→ **WHAT YOU NEED TO DO**
In the records below, find each line containing the word "dropped" and copy it.

Items from a dataset
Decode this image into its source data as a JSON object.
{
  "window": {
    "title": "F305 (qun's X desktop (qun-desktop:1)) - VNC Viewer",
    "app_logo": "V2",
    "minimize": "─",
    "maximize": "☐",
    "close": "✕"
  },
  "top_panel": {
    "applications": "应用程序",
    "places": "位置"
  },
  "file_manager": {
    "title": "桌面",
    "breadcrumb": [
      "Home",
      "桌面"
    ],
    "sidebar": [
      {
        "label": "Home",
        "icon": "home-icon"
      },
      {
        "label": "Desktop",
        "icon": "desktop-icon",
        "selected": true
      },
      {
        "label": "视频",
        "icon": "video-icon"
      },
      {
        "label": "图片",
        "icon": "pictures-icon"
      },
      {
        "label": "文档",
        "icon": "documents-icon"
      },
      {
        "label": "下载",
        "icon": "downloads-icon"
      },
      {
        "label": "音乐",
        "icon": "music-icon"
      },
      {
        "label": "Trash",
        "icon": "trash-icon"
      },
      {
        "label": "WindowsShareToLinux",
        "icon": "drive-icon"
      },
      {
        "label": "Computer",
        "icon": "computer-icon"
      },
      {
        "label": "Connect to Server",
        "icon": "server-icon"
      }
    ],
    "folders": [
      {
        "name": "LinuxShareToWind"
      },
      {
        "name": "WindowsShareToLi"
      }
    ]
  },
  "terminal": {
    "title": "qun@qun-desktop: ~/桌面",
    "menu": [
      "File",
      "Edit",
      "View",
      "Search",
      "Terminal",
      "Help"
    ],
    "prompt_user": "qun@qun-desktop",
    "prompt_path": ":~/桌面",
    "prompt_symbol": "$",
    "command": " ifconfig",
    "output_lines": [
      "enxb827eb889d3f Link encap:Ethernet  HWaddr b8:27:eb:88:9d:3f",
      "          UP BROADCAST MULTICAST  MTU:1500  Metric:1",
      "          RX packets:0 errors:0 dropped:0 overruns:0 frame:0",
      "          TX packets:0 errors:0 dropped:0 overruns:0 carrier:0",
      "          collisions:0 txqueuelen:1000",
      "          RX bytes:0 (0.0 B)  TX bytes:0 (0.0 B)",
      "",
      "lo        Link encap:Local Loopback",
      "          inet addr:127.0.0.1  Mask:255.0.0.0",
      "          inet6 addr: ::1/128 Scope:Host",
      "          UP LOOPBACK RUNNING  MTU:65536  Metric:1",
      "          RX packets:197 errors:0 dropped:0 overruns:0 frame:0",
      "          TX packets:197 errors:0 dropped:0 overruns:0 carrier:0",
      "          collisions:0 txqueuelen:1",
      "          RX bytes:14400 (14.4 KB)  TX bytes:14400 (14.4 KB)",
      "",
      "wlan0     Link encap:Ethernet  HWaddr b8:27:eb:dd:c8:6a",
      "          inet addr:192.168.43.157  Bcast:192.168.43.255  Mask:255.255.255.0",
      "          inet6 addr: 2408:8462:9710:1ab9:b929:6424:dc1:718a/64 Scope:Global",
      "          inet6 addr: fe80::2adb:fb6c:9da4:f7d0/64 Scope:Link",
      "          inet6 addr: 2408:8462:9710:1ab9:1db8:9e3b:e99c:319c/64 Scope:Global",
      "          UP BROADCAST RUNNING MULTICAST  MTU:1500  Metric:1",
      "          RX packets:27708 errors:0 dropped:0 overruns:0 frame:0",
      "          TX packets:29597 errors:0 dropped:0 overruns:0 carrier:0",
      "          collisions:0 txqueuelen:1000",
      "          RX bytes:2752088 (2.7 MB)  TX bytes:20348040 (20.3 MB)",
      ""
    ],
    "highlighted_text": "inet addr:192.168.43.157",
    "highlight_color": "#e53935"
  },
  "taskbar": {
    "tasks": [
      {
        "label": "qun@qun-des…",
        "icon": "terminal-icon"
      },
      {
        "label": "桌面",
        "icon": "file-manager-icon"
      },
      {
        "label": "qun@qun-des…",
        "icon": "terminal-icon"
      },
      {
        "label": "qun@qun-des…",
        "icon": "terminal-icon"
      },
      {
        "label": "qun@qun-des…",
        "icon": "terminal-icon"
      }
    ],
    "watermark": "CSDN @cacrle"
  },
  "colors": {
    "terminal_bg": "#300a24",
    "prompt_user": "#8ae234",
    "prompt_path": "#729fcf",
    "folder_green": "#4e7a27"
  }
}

→ **CORRECT ANSWER**
      "          RX packets:0 errors:0 dropped:0 overruns:0 frame:0",
      "          TX packets:0 errors:0 dropped:0 overruns:0 carrier:0",
      "          RX packets:197 errors:0 dropped:0 overruns:0 frame:0",
      "          TX packets:197 errors:0 dropped:0 overruns:0 carrier:0",
      "          RX packets:27708 errors:0 dropped:0 overruns:0 frame:0",
      "          TX packets:29597 errors:0 dropped:0 overruns:0 carrier:0",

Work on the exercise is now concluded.